# [本文]
========

2023-10-29 | 世界共同体通覧―未来世界地図―[補訂版]

補訂版まえがき

 本連載は現在の世界の標準モデルである排他的な主権国家に基づかない人類のグローバルな結集機構となる世界共同体に包摂される政治単位について通覧する未来地政学的な試みであるが、これは単独で世界地図を書き換えようというある意味で不遜な試みでもあるので、流動的・可変的なものでなければならない。
 そのため、初版公開後の個人的な再考や、最近の地政学的情勢変化への考慮を踏まえ、補訂版を公開する次第である。全体的な内容に大きな変更はないが、未来の地政学的情勢の流動性を踏まえ、初版では書き記さなかった「別の可能性」についても付言することが最も大きな変更点である。

 

まえがき

 本連載は、筆者が年来提唱している「世界共同体」が創設された未来の世界情勢を仮想的に記述しようとする試みである。その意味では、完全にフィクショナルなものである。
 世界共同体についてはすでに『共産論』でも詳論しているが(拙稿参照)、ここで簡単に振り返れば、それは地球規模での共産主義革命が達成された後に現われる地球全域を統合する新たな政治システムであり、それを構成するのは、領域圏と呼ばれる政治的単位である。
 領域圏は、現行の主権国家にほぼ匹敵する領域で構成された政治単位であるが、主権は有さず、世界共同体の枠内で一定の内政自主権を留保された存在である。多くの領域圏が現行の主権国家を継承するが、世界共同体はその統合性を高めるため、構成単位となる領域圏の数が限定される。
 そのため、現時点で200か国近くが分立し、分離独立運動の結果次第ではさらなる増殖も見込まれる主権国家とは異なり、領域圏は逆に整理統合されていく傾向を持つ。他方で、巨大すぎる超大国は複数の領域圏に分割される。ただ、整理統合といっても、単純に合併されるわけではなく、分割の場合も完全な分裂とはならない柔軟性が領域圏の特色である。
 
 
 こうした領域圏にはいくつかの型がある。以下、列挙する。

統合領域圏
 これは、現行の非連邦国家に近い型の領域圏である。しかしその内部構制は中央集権的ではなく、高度の地方自治が保障され、領域圏と地方自治体の関係性は対等的である。

========

# [抽出情報]
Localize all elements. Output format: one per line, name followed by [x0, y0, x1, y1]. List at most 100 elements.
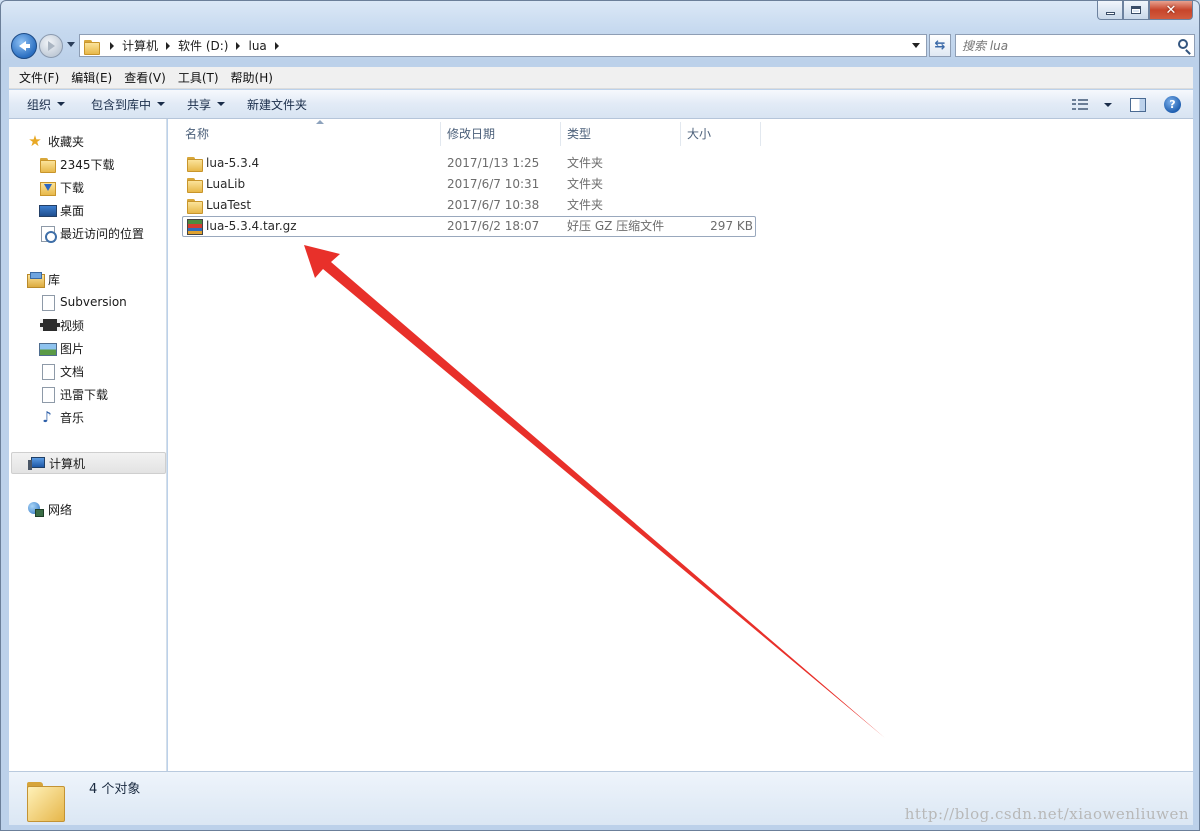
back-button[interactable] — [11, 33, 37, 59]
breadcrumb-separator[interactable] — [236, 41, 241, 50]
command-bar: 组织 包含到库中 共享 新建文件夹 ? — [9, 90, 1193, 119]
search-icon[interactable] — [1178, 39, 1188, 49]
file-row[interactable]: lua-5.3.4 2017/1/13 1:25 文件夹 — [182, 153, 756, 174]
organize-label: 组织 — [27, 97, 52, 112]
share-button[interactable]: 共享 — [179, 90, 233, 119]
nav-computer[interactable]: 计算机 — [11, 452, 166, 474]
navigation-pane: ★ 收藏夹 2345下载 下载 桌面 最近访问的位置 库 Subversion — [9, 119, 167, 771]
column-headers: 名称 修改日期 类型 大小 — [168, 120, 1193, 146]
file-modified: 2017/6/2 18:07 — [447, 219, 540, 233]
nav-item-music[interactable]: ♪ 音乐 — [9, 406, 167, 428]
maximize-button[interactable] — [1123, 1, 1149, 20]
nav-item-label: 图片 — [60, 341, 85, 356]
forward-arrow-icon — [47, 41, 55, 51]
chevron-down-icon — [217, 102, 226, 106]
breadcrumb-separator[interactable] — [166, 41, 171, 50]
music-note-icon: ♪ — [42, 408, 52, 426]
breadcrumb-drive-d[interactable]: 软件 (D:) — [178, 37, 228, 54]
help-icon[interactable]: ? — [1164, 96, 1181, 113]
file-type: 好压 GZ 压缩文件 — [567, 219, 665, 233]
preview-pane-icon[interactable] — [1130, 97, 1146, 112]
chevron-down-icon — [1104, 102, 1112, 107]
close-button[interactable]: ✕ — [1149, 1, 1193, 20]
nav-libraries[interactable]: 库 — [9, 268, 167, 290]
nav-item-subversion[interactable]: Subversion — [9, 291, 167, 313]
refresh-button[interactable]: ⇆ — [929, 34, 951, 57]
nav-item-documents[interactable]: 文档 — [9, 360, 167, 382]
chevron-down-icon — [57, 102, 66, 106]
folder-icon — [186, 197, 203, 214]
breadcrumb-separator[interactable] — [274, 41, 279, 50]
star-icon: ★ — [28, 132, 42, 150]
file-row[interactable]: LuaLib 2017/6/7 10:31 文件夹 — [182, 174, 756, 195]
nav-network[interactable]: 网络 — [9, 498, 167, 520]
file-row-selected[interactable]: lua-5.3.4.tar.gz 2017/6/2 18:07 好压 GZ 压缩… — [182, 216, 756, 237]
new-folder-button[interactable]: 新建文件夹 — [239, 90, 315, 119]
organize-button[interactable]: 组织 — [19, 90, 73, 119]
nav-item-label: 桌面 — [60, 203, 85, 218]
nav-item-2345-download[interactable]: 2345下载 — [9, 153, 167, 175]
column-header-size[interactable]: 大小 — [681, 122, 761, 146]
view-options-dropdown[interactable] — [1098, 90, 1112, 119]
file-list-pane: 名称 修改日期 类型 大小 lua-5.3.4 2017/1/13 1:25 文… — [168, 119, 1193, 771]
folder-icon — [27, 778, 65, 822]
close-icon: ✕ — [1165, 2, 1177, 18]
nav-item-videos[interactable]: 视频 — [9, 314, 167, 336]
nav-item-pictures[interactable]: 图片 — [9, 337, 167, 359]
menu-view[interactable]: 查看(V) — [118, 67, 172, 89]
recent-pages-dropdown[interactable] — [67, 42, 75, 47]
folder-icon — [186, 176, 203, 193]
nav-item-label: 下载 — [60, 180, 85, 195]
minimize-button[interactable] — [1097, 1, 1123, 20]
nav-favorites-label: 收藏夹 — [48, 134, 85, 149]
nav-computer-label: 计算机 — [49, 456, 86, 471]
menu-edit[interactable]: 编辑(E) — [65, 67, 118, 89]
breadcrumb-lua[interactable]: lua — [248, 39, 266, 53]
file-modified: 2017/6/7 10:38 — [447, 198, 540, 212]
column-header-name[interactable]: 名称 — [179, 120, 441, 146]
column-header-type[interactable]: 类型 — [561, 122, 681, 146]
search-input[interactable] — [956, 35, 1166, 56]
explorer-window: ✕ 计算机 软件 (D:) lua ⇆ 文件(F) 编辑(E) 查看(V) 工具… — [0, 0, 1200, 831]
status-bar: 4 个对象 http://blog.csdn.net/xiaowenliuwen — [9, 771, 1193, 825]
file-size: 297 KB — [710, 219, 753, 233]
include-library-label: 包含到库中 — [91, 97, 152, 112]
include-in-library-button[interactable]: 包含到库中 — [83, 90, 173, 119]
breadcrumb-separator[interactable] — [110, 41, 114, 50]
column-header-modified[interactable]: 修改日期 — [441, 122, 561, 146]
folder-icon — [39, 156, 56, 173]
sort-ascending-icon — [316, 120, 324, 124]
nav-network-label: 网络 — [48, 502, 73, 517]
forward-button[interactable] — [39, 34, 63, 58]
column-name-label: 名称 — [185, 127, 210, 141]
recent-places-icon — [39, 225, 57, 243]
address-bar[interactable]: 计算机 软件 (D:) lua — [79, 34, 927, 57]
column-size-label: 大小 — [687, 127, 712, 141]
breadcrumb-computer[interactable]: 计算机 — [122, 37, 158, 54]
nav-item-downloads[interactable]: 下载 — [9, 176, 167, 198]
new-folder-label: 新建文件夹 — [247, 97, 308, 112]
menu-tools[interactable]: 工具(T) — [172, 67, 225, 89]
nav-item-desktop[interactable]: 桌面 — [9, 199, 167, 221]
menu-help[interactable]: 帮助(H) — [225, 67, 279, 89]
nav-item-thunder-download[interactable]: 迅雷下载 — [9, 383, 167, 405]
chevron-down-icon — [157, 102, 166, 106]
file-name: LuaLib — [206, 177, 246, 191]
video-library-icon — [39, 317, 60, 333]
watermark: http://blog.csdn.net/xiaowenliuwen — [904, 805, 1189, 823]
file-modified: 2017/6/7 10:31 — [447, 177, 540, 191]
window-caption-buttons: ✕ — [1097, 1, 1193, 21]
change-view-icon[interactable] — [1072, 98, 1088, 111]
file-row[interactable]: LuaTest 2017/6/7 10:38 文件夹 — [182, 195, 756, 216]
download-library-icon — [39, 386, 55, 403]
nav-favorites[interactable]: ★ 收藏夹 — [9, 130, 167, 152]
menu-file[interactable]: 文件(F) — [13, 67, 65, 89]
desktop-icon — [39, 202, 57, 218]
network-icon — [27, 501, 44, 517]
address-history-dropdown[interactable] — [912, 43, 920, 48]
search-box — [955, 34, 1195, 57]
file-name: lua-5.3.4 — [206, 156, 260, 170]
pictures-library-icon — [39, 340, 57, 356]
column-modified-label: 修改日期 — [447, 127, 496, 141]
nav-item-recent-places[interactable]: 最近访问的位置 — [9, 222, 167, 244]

========

# [練習問題]
(1) リストのうち、「back-button[interactable] — [11, 33, 37, 59]」を含む行から「share-button[interactable]: 共享 —」を含む行までを一字一句変えずに引用すること。
(2) 世界共同体についての文章を、示された最後の文の後から書き継ぐこと。
世界共同体についての文章とリストは、互いに関係がない。

# [解答一覧]
(1)
back-button[interactable] — [11, 33, 37, 59]
breadcrumb-separator[interactable] — [236, 41, 241, 50]
command-bar: 组织 包含到库中 共享 新建文件夹 ? — [9, 90, 1193, 119]
search-icon[interactable] — [1178, 39, 1188, 49]
file-row[interactable]: lua-5.3.4 2017/1/13 1:25 文件夹 — [182, 153, 756, 174]
organize-label: 组织 — [27, 97, 52, 112]
share-button[interactable]: 共享 — [179, 90, 233, 119]

(2)
+都市領域圏
 これは、一つの都市で一個の領域圏を成すもので、分類上は統合領域圏の一種である。一都市のため統合性は高いが、内部の地区に一定の自治権を与えることができる。

+島嶼領域圏
 これは、大小複数の島々の集合体で一個の領域圏を成すもので、一体性を維持するため、その多くは統合領域圏であるが、一部の島に準領域圏の地位を与える場合は複合領域圏(後掲)となる。

連合領域圏
 これは、現行の連邦国家に近い型の領域圏であり、連邦国家の州に近い複数の準領域圏の連合体として構成される。準領域圏は、それが属する連合領域圏以外の連合領域圏に招聘準領域圏としてオブザーバー参加することができる。

複合領域圏
 これは、統合的部分と単数または複数の準領域圏の複合によって成り立つ領域圏である。上掲の統合領域圏と連合領域圏の両要素を併せたような型の領域圏である。

合同領域圏
 これは、複数の領域圏(統合型が連合型かは問わない)が合同して結成する領域圏である。連合領域圏のように憲章(憲法)を共有する強いまとまりではなく、緩やかな合同にとどまるが、合同経済計画を含む共通政策を策定する。世界共同体総会(世界民衆会議)へは合同する各領域圏が会期ごとに輪番で合同代議員を送る。―ただし、一つの合同を形成する領域圏数は最大で12までとし、8以上の領域圏で形成する大合同領域圏の場合は2名の代議員を送ることができる(試案)。

+招聘領域圏
 各領域圏は、単体でいずれかの合同領域圏に招聘参加することができる。これはオブザーバー参加にとどまるので、合同領域圏のメンバー領域圏とは異なり、招聘された合同領域圏においては代議員を世界共同体に送ることはできない。

 各領域圏は、それらを囲む周辺の大地域ごとに、汎西方アジア‐インド洋域圏汎東方アジア‐オセアニア域圏、汎アメリカ‐カリブ域圏、汎アフリカ‐南大西洋域汎圏、汎ヨーロッパ‐シベリア域圏の五つの汎域圏に包摂される。
 すべての領域圏がいずれか一つの汎域圏に包摂されるが、複数の汎域圏の境界上に存する領域圏は自身が包摂されていない他の汎域圏に境界領域圏としてオブザーバー参加することができる。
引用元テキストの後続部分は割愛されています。